### WORK TO DO:
Gather, from the listing beneath this task, every line holding the string "области".

### RECORDS PROVIDED:
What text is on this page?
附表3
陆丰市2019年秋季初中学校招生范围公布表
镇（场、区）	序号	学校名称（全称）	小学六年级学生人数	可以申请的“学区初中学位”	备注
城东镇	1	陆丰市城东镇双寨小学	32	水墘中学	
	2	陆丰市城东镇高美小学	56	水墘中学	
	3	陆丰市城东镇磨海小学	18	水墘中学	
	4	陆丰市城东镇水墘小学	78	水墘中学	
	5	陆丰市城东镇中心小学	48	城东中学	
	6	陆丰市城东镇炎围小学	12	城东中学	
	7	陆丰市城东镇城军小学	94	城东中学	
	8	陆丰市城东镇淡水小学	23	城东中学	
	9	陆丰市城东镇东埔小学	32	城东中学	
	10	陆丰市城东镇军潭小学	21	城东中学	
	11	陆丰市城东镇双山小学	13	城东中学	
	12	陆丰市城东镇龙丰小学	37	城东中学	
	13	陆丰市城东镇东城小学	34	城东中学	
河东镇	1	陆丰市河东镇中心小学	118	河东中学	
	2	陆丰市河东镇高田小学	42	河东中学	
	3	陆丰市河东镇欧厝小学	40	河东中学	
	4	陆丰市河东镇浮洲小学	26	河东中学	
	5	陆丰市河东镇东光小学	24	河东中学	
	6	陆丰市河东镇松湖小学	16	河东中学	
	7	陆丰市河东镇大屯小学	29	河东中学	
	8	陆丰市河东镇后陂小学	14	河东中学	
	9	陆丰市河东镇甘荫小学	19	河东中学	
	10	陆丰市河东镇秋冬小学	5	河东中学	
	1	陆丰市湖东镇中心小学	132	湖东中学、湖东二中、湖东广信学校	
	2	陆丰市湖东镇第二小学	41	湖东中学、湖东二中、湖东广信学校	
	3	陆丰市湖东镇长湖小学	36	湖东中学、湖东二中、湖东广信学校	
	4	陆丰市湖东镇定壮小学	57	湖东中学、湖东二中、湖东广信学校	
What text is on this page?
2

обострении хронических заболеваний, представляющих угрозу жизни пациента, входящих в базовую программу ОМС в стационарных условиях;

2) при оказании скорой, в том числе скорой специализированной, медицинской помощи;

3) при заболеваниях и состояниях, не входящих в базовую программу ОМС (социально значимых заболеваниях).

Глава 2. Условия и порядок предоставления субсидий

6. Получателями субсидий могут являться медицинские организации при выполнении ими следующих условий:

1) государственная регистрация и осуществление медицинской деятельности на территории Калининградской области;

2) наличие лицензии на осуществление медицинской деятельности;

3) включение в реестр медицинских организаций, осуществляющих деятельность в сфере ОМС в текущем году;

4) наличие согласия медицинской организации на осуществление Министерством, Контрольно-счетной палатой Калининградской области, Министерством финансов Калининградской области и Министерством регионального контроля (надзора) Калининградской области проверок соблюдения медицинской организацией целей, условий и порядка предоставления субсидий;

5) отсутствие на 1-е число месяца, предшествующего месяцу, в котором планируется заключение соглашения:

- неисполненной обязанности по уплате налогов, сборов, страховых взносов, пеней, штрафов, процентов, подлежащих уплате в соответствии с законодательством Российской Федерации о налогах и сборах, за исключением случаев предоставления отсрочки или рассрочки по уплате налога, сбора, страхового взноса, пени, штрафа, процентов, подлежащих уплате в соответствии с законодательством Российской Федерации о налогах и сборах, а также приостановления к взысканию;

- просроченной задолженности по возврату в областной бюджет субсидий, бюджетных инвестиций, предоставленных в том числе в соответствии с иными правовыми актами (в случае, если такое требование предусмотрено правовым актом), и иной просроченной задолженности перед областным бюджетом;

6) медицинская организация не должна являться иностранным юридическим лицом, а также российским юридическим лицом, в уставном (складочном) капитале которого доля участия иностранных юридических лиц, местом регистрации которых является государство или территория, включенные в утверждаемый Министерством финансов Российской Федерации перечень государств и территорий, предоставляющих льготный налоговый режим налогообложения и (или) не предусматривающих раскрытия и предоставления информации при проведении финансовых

### RESPONSE:
1) государственная регистрация и осуществление медицинской деятельности на территории Калининградской области;
4) наличие согласия медицинской организации на осуществление Министерством, Контрольно-счетной палатой Калининградской области, Министерством финансов Калининградской области и Министерством регионального контроля (надзора) Калининградской области проверок соблюдения медицинской организацией целей, условий и порядка предоставления субсидий;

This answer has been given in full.